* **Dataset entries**
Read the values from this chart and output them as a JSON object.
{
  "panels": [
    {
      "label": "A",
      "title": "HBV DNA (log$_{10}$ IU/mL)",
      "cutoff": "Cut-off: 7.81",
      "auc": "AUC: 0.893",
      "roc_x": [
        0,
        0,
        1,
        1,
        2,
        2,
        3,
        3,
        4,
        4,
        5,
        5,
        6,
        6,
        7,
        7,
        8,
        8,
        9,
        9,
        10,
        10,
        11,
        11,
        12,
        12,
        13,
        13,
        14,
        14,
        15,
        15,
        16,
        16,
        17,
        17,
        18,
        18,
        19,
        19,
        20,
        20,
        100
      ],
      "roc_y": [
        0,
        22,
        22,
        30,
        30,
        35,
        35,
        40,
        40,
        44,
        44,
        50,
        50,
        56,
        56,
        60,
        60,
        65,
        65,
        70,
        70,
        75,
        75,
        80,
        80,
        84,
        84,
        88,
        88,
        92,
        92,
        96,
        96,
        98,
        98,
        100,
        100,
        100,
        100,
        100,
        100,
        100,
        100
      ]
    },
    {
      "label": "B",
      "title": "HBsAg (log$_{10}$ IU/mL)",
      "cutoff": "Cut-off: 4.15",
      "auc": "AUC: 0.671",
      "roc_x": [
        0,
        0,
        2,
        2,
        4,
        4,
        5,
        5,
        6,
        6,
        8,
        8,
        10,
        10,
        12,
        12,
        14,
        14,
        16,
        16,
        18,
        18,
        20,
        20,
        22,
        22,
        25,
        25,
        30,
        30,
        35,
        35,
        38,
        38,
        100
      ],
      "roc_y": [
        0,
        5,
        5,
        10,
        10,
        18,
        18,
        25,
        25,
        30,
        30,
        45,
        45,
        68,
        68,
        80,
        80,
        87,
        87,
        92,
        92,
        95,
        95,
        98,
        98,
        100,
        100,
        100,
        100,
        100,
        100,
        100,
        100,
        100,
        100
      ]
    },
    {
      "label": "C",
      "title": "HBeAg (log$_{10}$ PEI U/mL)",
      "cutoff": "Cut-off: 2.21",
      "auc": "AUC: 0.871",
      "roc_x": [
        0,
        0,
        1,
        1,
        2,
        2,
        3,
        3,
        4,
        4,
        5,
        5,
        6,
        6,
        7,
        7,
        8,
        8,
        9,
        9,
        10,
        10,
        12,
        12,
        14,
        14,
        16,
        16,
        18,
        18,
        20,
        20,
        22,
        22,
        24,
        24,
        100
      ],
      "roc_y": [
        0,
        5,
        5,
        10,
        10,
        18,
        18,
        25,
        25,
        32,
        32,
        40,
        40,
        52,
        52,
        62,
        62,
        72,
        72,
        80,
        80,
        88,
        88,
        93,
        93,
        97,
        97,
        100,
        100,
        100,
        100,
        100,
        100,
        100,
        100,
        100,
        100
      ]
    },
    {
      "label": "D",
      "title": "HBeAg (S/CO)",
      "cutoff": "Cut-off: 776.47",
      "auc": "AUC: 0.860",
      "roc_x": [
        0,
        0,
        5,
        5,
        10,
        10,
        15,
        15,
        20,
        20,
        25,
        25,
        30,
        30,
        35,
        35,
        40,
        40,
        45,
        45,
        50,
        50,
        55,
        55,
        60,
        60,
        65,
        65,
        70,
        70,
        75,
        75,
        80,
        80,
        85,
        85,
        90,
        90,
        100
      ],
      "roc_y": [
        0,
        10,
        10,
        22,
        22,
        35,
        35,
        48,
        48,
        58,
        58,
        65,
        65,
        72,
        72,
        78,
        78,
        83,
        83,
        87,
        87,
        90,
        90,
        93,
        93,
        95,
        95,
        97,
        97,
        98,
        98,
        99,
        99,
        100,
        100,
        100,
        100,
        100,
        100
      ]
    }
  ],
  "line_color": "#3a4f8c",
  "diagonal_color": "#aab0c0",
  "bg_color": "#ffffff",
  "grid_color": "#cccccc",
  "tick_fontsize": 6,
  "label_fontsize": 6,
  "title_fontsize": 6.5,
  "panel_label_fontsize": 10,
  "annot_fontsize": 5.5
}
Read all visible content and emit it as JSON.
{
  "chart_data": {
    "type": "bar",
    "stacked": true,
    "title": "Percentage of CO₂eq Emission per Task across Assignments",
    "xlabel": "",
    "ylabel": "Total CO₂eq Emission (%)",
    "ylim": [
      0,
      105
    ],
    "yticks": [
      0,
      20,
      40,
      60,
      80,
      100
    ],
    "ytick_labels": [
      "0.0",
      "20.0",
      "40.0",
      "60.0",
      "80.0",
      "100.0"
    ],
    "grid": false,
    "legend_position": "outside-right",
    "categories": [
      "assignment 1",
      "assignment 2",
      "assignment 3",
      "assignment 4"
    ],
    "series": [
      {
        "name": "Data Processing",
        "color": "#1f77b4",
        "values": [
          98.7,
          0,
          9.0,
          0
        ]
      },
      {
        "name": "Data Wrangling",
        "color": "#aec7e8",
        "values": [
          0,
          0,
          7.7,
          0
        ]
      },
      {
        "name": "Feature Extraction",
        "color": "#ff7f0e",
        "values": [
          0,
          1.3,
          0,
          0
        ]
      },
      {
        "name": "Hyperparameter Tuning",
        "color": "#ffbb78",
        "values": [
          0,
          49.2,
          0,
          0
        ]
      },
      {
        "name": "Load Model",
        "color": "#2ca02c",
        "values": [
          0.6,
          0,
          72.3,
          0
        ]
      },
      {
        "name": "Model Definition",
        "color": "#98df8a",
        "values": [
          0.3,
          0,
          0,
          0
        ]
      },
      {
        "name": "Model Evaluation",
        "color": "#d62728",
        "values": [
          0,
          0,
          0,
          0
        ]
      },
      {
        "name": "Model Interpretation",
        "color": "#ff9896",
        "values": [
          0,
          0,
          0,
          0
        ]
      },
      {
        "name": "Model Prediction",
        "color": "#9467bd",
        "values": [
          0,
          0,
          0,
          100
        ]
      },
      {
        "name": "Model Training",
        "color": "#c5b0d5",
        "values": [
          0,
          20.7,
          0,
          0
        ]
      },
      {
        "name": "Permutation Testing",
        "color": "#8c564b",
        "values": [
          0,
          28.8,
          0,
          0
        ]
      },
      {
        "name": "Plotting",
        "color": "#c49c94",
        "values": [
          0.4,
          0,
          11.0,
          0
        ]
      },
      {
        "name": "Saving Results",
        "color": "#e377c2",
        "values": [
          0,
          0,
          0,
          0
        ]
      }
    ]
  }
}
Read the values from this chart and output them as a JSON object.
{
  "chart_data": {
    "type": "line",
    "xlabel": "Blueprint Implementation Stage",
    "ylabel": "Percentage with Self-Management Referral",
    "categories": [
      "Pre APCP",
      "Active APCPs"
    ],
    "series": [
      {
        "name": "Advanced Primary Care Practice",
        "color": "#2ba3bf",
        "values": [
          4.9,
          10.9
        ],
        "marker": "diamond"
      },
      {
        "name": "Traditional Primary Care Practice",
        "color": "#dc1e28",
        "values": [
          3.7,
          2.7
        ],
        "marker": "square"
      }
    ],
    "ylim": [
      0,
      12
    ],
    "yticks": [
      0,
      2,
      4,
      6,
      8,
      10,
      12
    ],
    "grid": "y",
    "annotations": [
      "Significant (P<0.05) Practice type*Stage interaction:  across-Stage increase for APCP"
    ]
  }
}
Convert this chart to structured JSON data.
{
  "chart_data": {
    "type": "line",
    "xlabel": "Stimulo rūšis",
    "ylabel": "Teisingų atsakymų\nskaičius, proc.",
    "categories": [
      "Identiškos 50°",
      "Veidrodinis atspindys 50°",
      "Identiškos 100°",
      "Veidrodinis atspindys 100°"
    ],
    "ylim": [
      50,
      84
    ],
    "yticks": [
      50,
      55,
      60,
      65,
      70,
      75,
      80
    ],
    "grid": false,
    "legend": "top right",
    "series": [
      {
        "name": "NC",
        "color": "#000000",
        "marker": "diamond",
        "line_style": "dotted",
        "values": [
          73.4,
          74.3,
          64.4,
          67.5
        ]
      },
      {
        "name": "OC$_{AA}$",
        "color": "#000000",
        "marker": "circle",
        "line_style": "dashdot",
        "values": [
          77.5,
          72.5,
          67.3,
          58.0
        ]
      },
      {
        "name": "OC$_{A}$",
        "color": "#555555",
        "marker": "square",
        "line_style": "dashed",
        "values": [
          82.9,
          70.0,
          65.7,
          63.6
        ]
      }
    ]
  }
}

* **WRITTEN TASK**
Pull out every line in the material above where "Practice" occurs.

* **EXERCISE OUTPUT**
        "name": "Advanced Primary Care Practice",
        "name": "Traditional Primary Care Practice",
      "Significant (P<0.05) Practice type*Stage interaction:  across-Stage increase for APCP"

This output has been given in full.